Entries supplied start
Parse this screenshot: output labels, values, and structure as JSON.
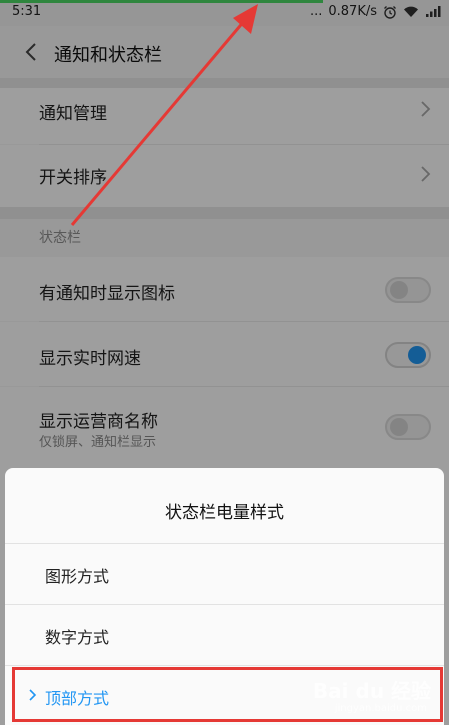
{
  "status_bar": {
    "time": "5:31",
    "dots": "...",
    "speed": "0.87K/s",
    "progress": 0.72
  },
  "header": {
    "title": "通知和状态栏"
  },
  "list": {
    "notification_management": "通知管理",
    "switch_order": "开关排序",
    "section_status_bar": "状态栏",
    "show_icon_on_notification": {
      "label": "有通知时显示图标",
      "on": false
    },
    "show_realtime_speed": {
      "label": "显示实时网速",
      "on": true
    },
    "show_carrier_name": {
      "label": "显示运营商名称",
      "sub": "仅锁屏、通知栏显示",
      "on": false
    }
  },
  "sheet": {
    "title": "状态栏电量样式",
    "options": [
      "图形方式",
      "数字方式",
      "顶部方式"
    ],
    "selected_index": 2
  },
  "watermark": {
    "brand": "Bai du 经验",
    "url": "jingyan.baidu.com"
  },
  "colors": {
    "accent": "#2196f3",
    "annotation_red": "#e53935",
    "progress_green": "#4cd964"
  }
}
Entries supplied end
Entries supplied start
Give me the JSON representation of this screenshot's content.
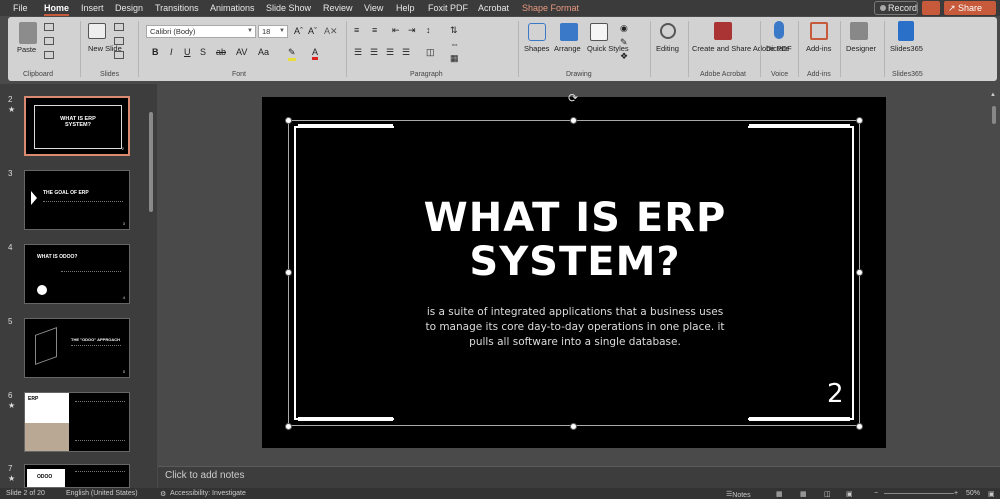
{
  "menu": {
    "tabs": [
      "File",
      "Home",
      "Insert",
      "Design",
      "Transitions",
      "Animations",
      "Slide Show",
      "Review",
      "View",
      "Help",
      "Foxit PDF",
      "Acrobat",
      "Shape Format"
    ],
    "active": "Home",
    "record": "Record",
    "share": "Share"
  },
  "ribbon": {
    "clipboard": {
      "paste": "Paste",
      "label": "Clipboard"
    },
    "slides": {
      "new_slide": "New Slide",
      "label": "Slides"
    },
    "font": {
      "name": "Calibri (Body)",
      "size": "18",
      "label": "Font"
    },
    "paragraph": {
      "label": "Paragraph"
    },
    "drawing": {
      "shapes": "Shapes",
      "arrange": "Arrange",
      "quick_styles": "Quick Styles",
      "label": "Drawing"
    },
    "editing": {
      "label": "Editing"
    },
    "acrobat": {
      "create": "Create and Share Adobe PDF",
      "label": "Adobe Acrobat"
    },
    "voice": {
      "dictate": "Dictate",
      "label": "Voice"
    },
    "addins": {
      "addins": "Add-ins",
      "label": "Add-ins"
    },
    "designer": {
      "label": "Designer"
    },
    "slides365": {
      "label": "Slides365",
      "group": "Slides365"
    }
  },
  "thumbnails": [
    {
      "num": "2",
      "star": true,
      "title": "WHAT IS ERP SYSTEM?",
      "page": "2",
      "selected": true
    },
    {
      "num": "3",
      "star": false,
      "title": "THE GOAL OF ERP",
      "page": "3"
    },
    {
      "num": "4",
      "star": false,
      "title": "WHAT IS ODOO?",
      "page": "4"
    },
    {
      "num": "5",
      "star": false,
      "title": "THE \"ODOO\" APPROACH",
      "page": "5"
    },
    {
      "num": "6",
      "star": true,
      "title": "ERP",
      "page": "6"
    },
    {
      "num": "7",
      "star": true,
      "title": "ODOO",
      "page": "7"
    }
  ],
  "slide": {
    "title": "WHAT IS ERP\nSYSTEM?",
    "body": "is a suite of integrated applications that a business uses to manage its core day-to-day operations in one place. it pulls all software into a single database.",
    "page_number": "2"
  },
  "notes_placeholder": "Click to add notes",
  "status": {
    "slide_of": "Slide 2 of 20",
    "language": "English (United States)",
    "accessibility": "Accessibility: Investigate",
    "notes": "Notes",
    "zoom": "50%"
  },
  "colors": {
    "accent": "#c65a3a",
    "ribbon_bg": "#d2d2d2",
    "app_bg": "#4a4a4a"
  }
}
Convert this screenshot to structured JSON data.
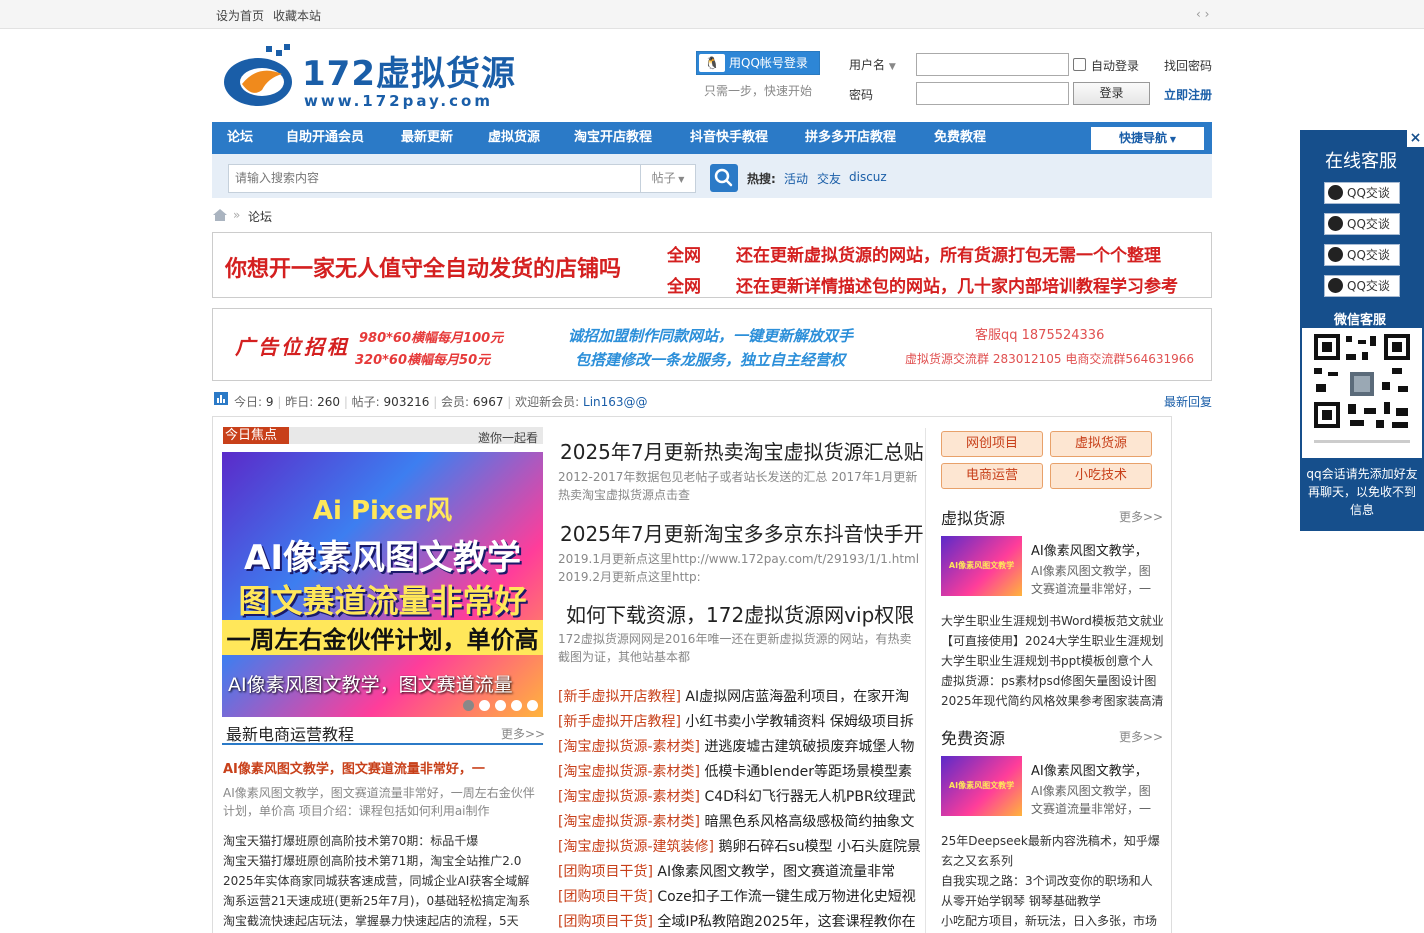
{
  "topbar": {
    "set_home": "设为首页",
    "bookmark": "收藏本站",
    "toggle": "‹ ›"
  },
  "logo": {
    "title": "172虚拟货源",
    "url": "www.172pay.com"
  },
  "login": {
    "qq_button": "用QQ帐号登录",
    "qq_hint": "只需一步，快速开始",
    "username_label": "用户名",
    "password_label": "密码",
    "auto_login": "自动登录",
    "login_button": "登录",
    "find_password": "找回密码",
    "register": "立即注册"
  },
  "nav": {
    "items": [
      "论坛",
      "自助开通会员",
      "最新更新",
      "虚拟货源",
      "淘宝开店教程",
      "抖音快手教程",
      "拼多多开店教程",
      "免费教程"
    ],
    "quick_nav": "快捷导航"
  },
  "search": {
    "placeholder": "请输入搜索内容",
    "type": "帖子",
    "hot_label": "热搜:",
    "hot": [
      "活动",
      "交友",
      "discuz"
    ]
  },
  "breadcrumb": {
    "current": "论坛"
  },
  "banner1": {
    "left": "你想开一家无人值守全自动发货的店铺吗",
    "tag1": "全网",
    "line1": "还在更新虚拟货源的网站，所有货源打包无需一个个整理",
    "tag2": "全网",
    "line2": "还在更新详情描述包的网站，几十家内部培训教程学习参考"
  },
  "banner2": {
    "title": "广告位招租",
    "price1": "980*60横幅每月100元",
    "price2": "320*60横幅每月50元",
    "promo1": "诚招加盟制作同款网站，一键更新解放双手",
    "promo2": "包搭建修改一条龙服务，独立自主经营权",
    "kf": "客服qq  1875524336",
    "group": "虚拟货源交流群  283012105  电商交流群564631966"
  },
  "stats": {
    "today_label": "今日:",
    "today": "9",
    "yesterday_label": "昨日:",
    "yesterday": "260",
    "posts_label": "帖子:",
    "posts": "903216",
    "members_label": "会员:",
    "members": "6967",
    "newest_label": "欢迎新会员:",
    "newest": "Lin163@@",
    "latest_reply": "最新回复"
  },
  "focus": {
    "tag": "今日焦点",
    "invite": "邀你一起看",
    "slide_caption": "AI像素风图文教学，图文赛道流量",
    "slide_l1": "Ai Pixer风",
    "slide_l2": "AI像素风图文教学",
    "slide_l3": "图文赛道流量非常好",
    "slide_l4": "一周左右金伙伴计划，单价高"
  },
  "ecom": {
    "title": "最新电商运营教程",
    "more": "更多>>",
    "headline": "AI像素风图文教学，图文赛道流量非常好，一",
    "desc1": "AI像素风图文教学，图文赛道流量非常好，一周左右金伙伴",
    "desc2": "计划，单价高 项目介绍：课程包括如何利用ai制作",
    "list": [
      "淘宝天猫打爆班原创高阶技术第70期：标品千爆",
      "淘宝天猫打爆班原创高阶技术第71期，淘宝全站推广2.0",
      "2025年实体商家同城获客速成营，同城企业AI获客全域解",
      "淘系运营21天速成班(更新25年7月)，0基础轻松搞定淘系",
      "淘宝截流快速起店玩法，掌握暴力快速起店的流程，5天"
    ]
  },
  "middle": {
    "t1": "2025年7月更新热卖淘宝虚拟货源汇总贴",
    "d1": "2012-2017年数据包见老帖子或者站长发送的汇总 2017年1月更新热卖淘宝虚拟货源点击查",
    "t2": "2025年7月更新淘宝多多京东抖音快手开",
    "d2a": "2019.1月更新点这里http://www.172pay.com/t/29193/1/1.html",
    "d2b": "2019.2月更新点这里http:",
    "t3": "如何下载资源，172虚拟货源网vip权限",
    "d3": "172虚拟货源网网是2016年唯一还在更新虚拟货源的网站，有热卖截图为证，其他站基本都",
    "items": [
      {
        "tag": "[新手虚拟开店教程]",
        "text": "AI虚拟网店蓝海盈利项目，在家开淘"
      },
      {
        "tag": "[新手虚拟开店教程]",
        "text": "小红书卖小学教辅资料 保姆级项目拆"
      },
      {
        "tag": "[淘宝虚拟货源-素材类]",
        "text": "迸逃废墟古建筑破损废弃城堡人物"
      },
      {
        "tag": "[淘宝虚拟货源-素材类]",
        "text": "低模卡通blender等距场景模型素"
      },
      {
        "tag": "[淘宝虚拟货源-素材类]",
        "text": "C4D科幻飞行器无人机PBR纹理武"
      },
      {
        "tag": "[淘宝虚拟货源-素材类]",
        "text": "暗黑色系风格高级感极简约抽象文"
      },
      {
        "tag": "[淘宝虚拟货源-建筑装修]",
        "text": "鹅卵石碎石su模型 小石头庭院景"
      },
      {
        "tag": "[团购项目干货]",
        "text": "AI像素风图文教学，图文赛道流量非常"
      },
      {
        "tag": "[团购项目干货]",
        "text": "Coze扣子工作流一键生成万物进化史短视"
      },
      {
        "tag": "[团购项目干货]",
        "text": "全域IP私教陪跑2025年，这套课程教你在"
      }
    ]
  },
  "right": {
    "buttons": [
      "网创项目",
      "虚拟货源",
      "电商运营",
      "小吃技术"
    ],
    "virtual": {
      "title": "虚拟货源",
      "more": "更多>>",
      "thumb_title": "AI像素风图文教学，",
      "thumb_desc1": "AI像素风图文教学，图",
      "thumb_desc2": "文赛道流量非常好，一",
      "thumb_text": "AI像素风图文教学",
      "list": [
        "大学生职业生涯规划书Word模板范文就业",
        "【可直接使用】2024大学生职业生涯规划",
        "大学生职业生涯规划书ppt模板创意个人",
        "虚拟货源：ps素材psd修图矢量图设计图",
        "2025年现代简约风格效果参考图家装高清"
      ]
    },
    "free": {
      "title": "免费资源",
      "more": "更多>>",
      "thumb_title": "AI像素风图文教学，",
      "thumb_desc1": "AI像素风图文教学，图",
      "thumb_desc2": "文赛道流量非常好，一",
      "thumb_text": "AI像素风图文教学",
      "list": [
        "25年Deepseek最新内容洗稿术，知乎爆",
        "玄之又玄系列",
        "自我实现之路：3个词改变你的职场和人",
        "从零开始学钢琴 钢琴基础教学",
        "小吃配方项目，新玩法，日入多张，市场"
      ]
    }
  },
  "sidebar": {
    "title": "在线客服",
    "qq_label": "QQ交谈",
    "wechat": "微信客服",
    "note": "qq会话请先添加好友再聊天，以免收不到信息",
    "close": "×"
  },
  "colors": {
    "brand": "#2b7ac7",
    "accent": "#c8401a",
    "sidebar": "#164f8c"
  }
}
Entries supplied end
Entries supplied start
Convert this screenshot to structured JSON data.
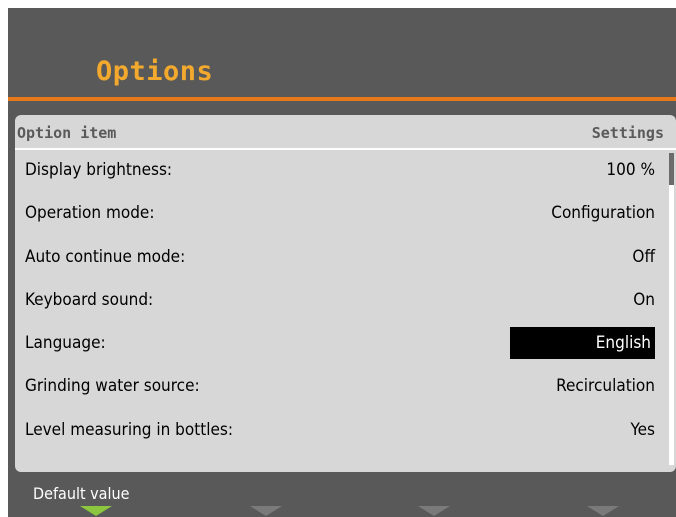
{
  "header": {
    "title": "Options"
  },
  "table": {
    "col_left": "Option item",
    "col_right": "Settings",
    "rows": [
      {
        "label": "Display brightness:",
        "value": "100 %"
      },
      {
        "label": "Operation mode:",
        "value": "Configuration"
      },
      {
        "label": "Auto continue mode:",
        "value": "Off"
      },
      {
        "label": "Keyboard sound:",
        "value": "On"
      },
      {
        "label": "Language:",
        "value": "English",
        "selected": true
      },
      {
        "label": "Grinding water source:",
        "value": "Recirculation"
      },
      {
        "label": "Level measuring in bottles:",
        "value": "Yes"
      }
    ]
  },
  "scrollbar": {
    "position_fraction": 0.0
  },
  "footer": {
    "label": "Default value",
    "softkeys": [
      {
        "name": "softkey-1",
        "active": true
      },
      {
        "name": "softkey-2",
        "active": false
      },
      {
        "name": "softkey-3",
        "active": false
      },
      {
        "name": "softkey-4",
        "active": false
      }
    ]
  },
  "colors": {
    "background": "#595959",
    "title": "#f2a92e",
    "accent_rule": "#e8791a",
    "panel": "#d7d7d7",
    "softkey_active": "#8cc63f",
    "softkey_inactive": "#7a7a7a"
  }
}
Entries supplied end
### To be done
Examine the records and report how many lines contain the string "图文赛道流量非常好". Only the number should be given.

### Task result
3